[start GIVEN RECORDS]

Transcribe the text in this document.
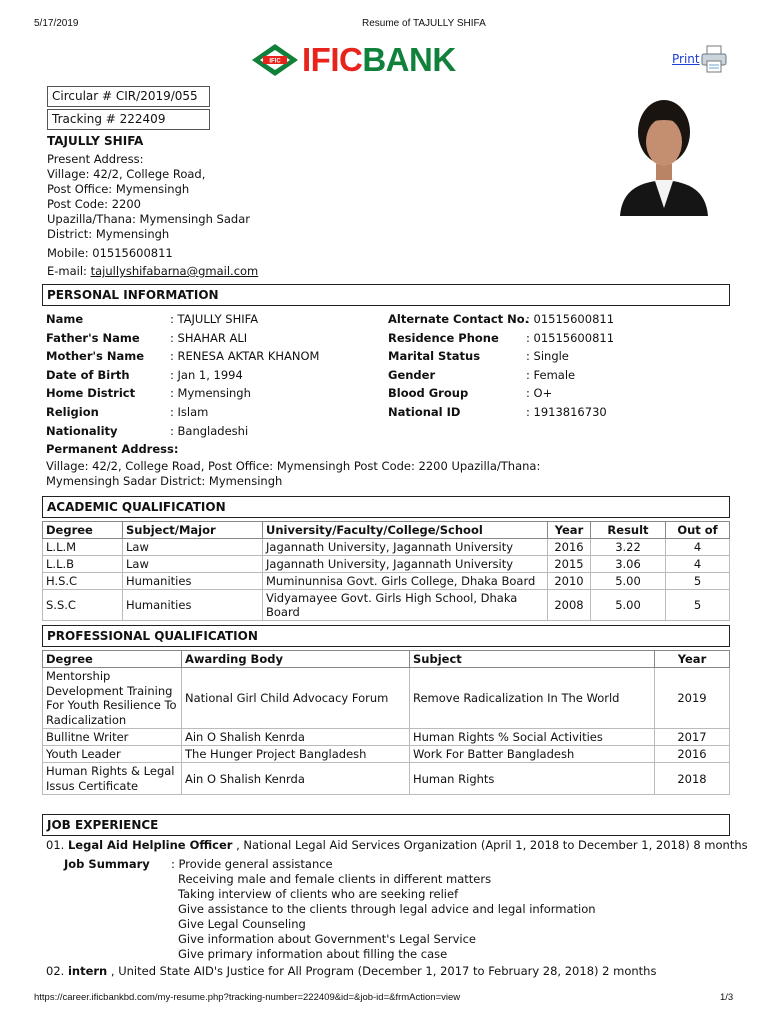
5/17/2019	Resume of TAJULLY SHIFA
IFIC IFICBANK	Print
Circular # CIR/2019/055
Tracking # 222409
TAJULLY SHIFA
Present Address:
Village: 42/2, College Road,
Post Office: Mymensingh
Post Code: 2200
Upazilla/Thana: Mymensingh Sadar
District: Mymensingh
Mobile: 01515600811
E-mail: tajullyshifabarna@gmail.com
PERSONAL INFORMATION
Name	: TAJULLY SHIFA
Father's Name	: SHAHAR ALI
Mother's Name : RENESA AKTAR KHANOM
Date of Birth	: Jan 1, 1994
Home District	: Mymensingh
Religion	: Islam
Nationality	: Bangladeshi
Permanent Address:
Alternate Contact No.
: 01515600811
Residence Phone : 01515600811
Marital Status	: Single
Gender	: Female
Blood Group	: O+
National ID	: 1913816730
Village: 42/2, College Road, Post Office: Mymensingh Post Code: 2200 Upazilla/Thana:
Mymensingh Sadar District: Mymensingh
ACADEMIC QUALIFICATION
Degree	Subject/Major	University/Faculty/College/School	Year	Result	Out of
L.L.M	Law	Jagannath University, Jagannath University	2016	3.22	4
L.L.B	Law	Jagannath University, Jagannath University	2015	3.06	4
H.S.C	Humanities	Muminunnisa Govt. Girls College, Dhaka Board	2010	5.00	5
S.S.C	Humanities	Vidyamayee Govt. Girls High School, Dhaka Board	2008	5.00	5
PROFESSIONAL QUALIFICATION
Degree	Awarding Body	Subject	Year
Mentorship Development Training For Youth Resilience To Radicalization	National Girl Child Advocacy Forum	Remove Radicalization In The World	2019
Bullitne Writer	Ain O Shalish Kenrda	Human Rights % Social Activities	2017
Youth Leader	The Hunger Project Bangladesh	Work For Batter Bangladesh	2016
Human Rights & Legal Issus Certificate	Ain O Shalish Kenrda	Human Rights	2018
JOB EXPERIENCE
01. Legal Aid Helpline Officer , National Legal Aid Services Organization (April 1, 2018 to December 1, 2018) 8 months
Job Summary : Provide general assistance
Receiving male and female clients in different matters
Taking interview of clients who are seeking relief
Give assistance to the clients through legal advice and legal information
Give Legal Counseling
Give information about Government's Legal Service
Give primary information about filling the case
02. intern , United State AID's Justice for All Program (December 1, 2017 to February 28, 2018) 2 months
https://career.ificbankbd.com/my-resume.php?tracking-number=222409&id=&job-id=&frmAction=view	1/3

[end GIVEN RECORDS]

## [DO THIS]
From the data, collect all lines where the string "School" appears.

## [SOLUTION]
Degree	Subject/Major	University/Faculty/College/School	Year	Result	Out of
S.S.C	Humanities	Vidyamayee Govt. Girls High School, Dhaka Board	2008	5.00	5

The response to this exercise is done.